Set the data down again, exactly as it reads, but without the pictures.
########
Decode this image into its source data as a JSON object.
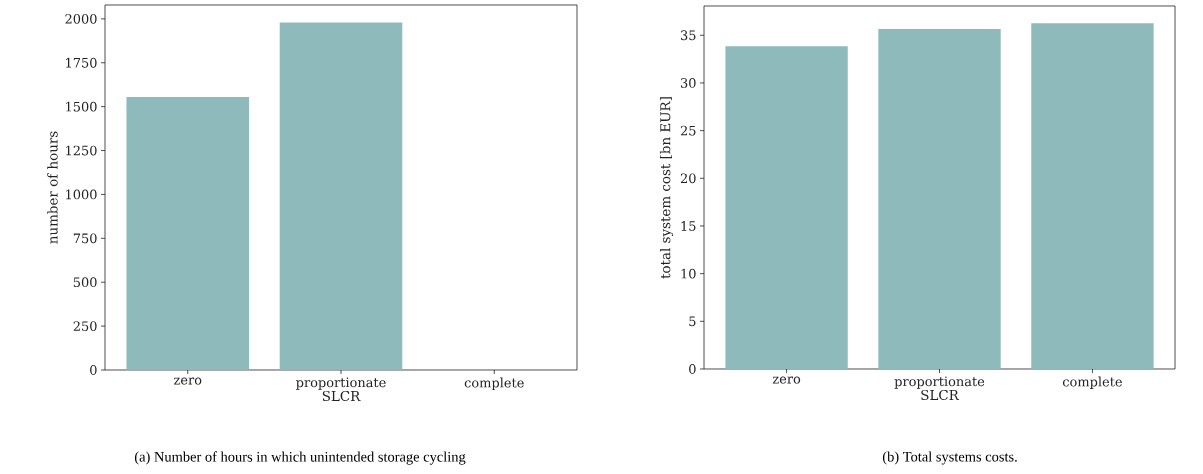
{
  "chart_data": [
    {
      "type": "bar",
      "xlabel": "SLCR",
      "ylabel": "number of hours",
      "categories": [
        "zero",
        "proportionate",
        "complete"
      ],
      "values": [
        1555,
        1980,
        0
      ],
      "color": "#8fbabb",
      "ylim": [
        0,
        2079
      ],
      "yticks": [
        0,
        250,
        500,
        750,
        1000,
        1250,
        1500,
        1750,
        2000
      ],
      "grid": false,
      "annotations": [
        "(a) Number of hours in which unintended storage cycling"
      ]
    },
    {
      "type": "bar",
      "xlabel": "SLCR",
      "ylabel": "total system cost [bn EUR]",
      "categories": [
        "zero",
        "proportionate",
        "complete"
      ],
      "values": [
        33.86,
        35.66,
        36.26
      ],
      "color": "#8fbabb",
      "ylim": [
        0,
        38.07
      ],
      "yticks": [
        0,
        5,
        10,
        15,
        20,
        25,
        30,
        35
      ],
      "grid": false,
      "annotations": [
        "(b) Total systems costs."
      ]
    }
  ]
}
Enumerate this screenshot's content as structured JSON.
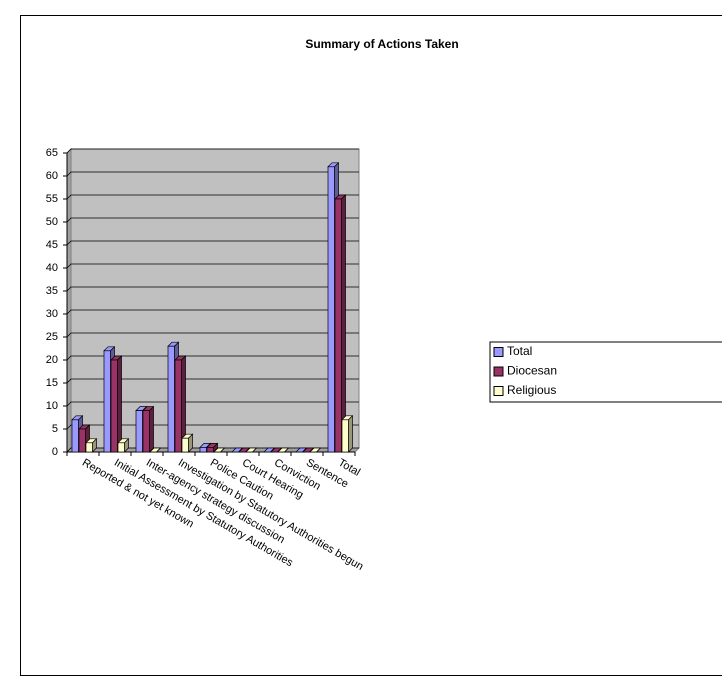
########
# Answer to the problem:
Decode this image into its source data as a JSON object.
{
  "chart_data": [
    {
      "type": "bar",
      "xlabel": "SLCR",
      "ylabel": "number of hours",
      "categories": [
        "zero",
        "proportionate",
        "complete"
      ],
      "values": [
        1555,
        1980,
        0
      ],
      "color": "#8fbabb",
      "ylim": [
        0,
        2079
      ],
      "yticks": [
        0,
        250,
        500,
        750,
        1000,
        1250,
        1500,
        1750,
        2000
      ],
      "grid": false,
      "annotations": [
        "(a) Number of hours in which unintended storage cycling"
      ]
    },
    {
      "type": "bar",
      "xlabel": "SLCR",
      "ylabel": "total system cost [bn EUR]",
      "categories": [
        "zero",
        "proportionate",
        "complete"
      ],
      "values": [
        33.86,
        35.66,
        36.26
      ],
      "color": "#8fbabb",
      "ylim": [
        0,
        38.07
      ],
      "yticks": [
        0,
        5,
        10,
        15,
        20,
        25,
        30,
        35
      ],
      "grid": false,
      "annotations": [
        "(b) Total systems costs."
      ]
    }
  ]
}
Enumerate this screenshot's content as structured JSON.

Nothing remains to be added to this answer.